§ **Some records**
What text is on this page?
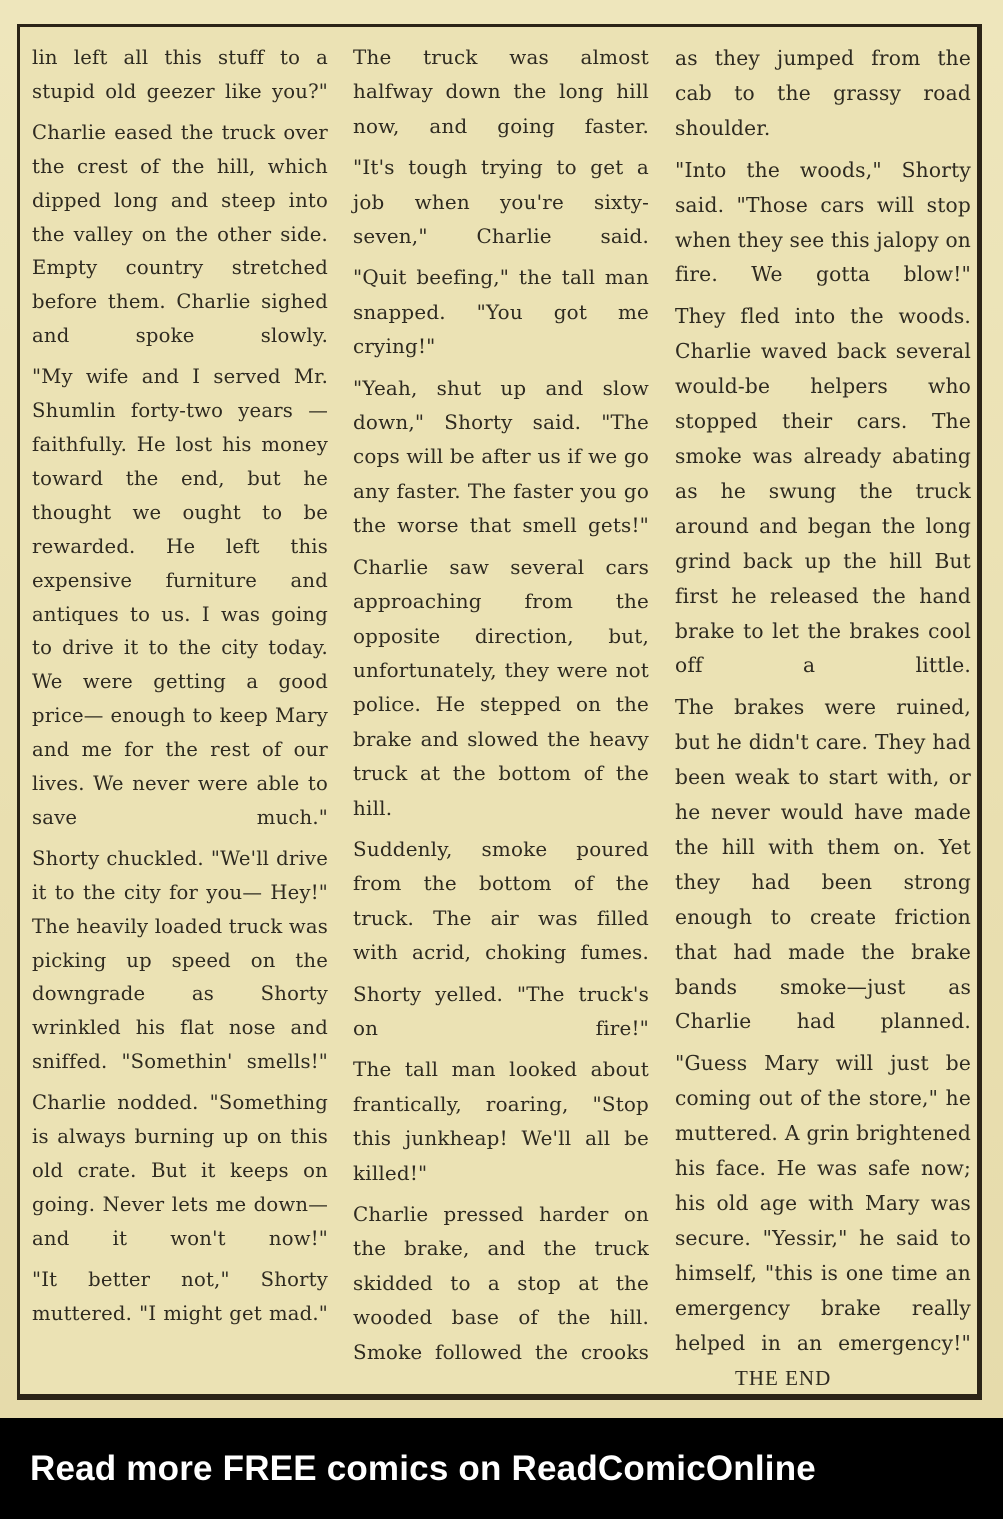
lin left all this stuff to a stupid old geezer like you?"

Charlie eased the truck over the crest of the hill, which dipped long and steep into the valley on the other side. Empty country stretched before them. Charlie sighed and spoke slowly.

"My wife and I served Mr. Shumlin forty-two years — faithfully. He lost his money toward the end, but he thought we ought to be rewarded. He left this expensive furniture and antiques to us. I was going to drive it to the city today. We were getting a good price— enough to keep Mary and me for the rest of our lives. We never were able to save much."

Shorty chuckled. "We'll drive it to the city for you— Hey!" The heavily loaded truck was picking up speed on the downgrade as Shorty wrinkled his flat nose and sniffed. "Somethin' smells!"

Charlie nodded. "Something is always burning up on this old crate. But it keeps on going. Never lets me down—and it won't now!"

"It better not," Shorty muttered. "I might get mad."

The truck was almost halfway down the long hill now, and going faster.

"It's tough trying to get a job when you're sixty-seven," Charlie said.

"Quit beefing," the tall man snapped. "You got me crying!"

"Yeah, shut up and slow down," Shorty said. "The cops will be after us if we go any faster. The faster you go the worse that smell gets!"

Charlie saw several cars approaching from the opposite direction, but, unfortunately, they were not police. He stepped on the brake and slowed the heavy truck at the bottom of the hill.

Suddenly, smoke poured from the bottom of the truck. The air was filled with acrid, choking fumes.

Shorty yelled. "The truck's on fire!"

The tall man looked about frantically, roaring, "Stop this junkheap! We'll all be killed!"

Charlie pressed harder on the brake, and the truck skidded to a stop at the wooded base of the hill. Smoke followed the crooks

as they jumped from the cab to the grassy road shoulder.

"Into the woods," Shorty said. "Those cars will stop when they see this jalopy on fire. We gotta blow!"

They fled into the woods. Charlie waved back several would-be helpers who stopped their cars. The smoke was already abating as he swung the truck around and began the long grind back up the hill But first he released the hand brake to let the brakes cool off a little.

The brakes were ruined, but he didn't care. They had been weak to start with, or he never would have made the hill with them on. Yet they had been strong enough to create friction that had made the brake bands smoke—just as Charlie had planned.

"Guess Mary will just be coming out of the store," he muttered. A grin brightened his face. He was safe now; his old age with Mary was secure. "Yessir," he said to himself, "this is one time an emergency brake really helped in an emergency!"

THE END
Read more FREE comics on ReadComicOnline
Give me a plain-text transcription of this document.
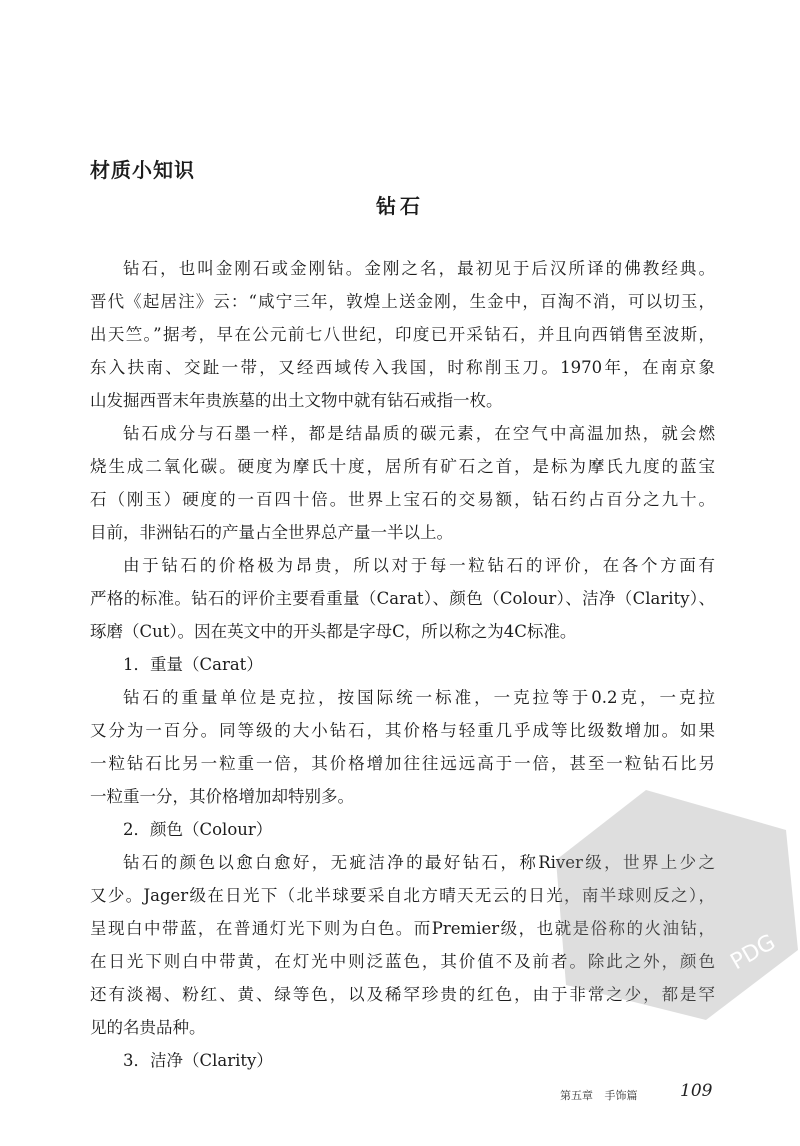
材质小知识
钻石
钻石，也叫金刚石或金刚钻。金刚之名，最初见于后汉所译的佛教经典。
晋代《起居注》云：“咸宁三年，敦煌上送金刚，生金中，百淘不消，可以切玉，
出天竺。”据考，早在公元前七八世纪，印度已开采钻石，并且向西销售至波斯，
东入扶南、交趾一带，又经西域传入我国，时称削玉刀。1970年，在南京象
山发掘西晋末年贵族墓的出土文物中就有钻石戒指一枚。
钻石成分与石墨一样，都是结晶质的碳元素，在空气中高温加热，就会燃
烧生成二氧化碳。硬度为摩氏十度，居所有矿石之首，是标为摩氏九度的蓝宝
石（刚玉）硬度的一百四十倍。世界上宝石的交易额，钻石约占百分之九十。
目前，非洲钻石的产量占全世界总产量一半以上。
由于钻石的价格极为昂贵，所以对于每一粒钻石的评价，在各个方面有
严格的标准。钻石的评价主要看重量（Carat）、颜色（Colour）、洁净（Clarity）、
琢磨（Cut）。因在英文中的开头都是字母C，所以称之为4C标准。
1．重量（Carat）
钻石的重量单位是克拉，按国际统一标准，一克拉等于0.2克，一克拉
又分为一百分。同等级的大小钻石，其价格与轻重几乎成等比级数增加。如果
一粒钻石比另一粒重一倍，其价格增加往往远远高于一倍，甚至一粒钻石比另
一粒重一分，其价格增加却特别多。
2．颜色（Colour）
钻石的颜色以愈白愈好，无疵洁净的最好钻石，称River级，世界上少之
又少。Jager级在日光下（北半球要采自北方晴天无云的日光，南半球则反之），
呈现白中带蓝，在普通灯光下则为白色。而Premier级，也就是俗称的火油钻，
在日光下则白中带黄，在灯光中则泛蓝色，其价值不及前者。除此之外，颜色
还有淡褐、粉红、黄、绿等色，以及稀罕珍贵的红色，由于非常之少，都是罕
见的名贵品种。
3．洁净（Clarity）
PDG
第五章 手饰篇	109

§ **Written exercise**
Among the lines of the listing, how many hold the string "bottom"? Respond with only the number.

§ **Completed task**
2